Given data
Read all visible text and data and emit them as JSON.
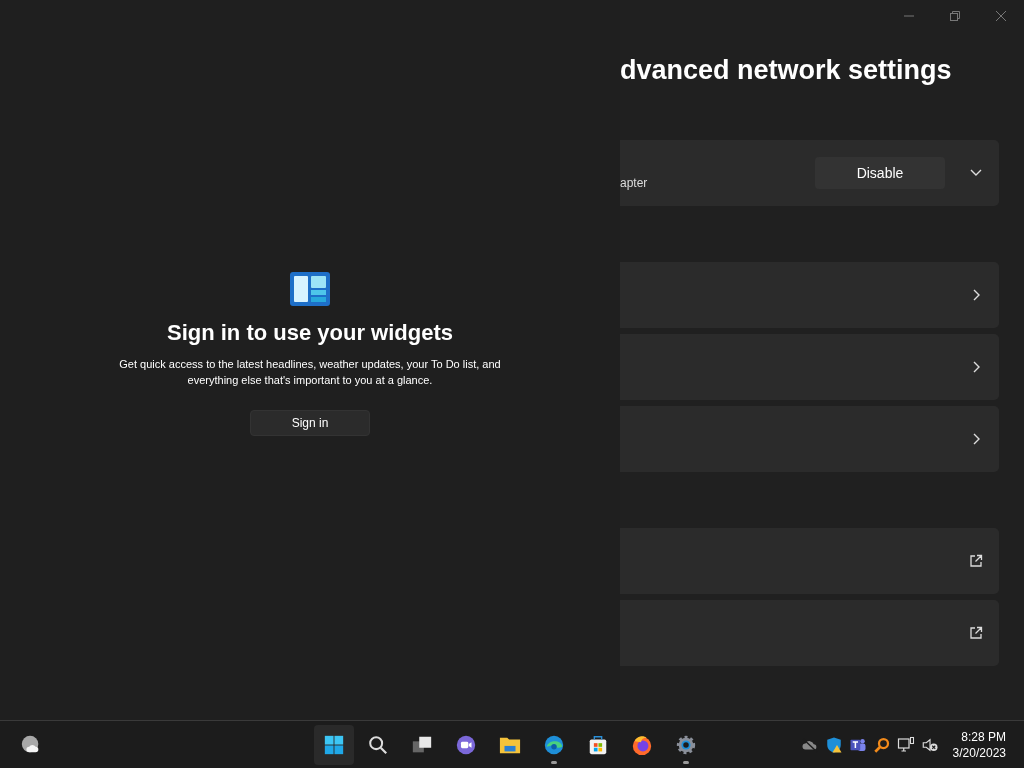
{
  "widgets": {
    "title": "Sign in to use your widgets",
    "description": "Get quick access to the latest headlines, weather updates, your To Do list, and everything else that's important to you at a glance.",
    "button": "Sign in"
  },
  "settings_window": {
    "title": "dvanced network settings",
    "groups": [
      {
        "cards": [
          {
            "kind": "adapter",
            "label": "apter",
            "button": "Disable",
            "expanded": false
          }
        ]
      },
      {
        "cards": [
          {
            "kind": "chevron"
          },
          {
            "kind": "chevron"
          },
          {
            "kind": "chevron"
          }
        ]
      },
      {
        "cards": [
          {
            "kind": "external"
          },
          {
            "kind": "external"
          }
        ]
      }
    ]
  },
  "taskbar": {
    "apps": [
      {
        "kind": "start",
        "running": false,
        "hovered": true
      },
      {
        "kind": "search",
        "running": false,
        "hovered": false
      },
      {
        "kind": "taskview",
        "running": false,
        "hovered": false
      },
      {
        "kind": "chat",
        "running": false,
        "hovered": false
      },
      {
        "kind": "explorer",
        "running": false,
        "hovered": false
      },
      {
        "kind": "edge",
        "running": true,
        "hovered": false
      },
      {
        "kind": "store",
        "running": false,
        "hovered": false
      },
      {
        "kind": "firefox",
        "running": false,
        "hovered": false
      },
      {
        "kind": "settings",
        "running": true,
        "hovered": false
      }
    ],
    "tray": [
      {
        "kind": "cloud-off"
      },
      {
        "kind": "shield-warning"
      },
      {
        "kind": "teams"
      },
      {
        "kind": "magnifier"
      },
      {
        "kind": "network"
      },
      {
        "kind": "volume-muted"
      }
    ],
    "time": "8:28 PM",
    "date": "3/20/2023"
  }
}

Directions
Give an exact reproduction of every line, leaving out any picture.

Written reply
Read all visible text and data and emit them as JSON.
{
  "widgets": {
    "title": "Sign in to use your widgets",
    "description": "Get quick access to the latest headlines, weather updates, your To Do list, and everything else that's important to you at a glance.",
    "button": "Sign in"
  },
  "settings_window": {
    "title": "dvanced network settings",
    "groups": [
      {
        "cards": [
          {
            "kind": "adapter",
            "label": "apter",
            "button": "Disable",
            "expanded": false
          }
        ]
      },
      {
        "cards": [
          {
            "kind": "chevron"
          },
          {
            "kind": "chevron"
          },
          {
            "kind": "chevron"
          }
        ]
      },
      {
        "cards": [
          {
            "kind": "external"
          },
          {
            "kind": "external"
          }
        ]
      }
    ]
  },
  "taskbar": {
    "apps": [
      {
        "kind": "start",
        "running": false,
        "hovered": true
      },
      {
        "kind": "search",
        "running": false,
        "hovered": false
      },
      {
        "kind": "taskview",
        "running": false,
        "hovered": false
      },
      {
        "kind": "chat",
        "running": false,
        "hovered": false
      },
      {
        "kind": "explorer",
        "running": false,
        "hovered": false
      },
      {
        "kind": "edge",
        "running": true,
        "hovered": false
      },
      {
        "kind": "store",
        "running": false,
        "hovered": false
      },
      {
        "kind": "firefox",
        "running": false,
        "hovered": false
      },
      {
        "kind": "settings",
        "running": true,
        "hovered": false
      }
    ],
    "tray": [
      {
        "kind": "cloud-off"
      },
      {
        "kind": "shield-warning"
      },
      {
        "kind": "teams"
      },
      {
        "kind": "magnifier"
      },
      {
        "kind": "network"
      },
      {
        "kind": "volume-muted"
      }
    ],
    "time": "8:28 PM",
    "date": "3/20/2023"
  }
}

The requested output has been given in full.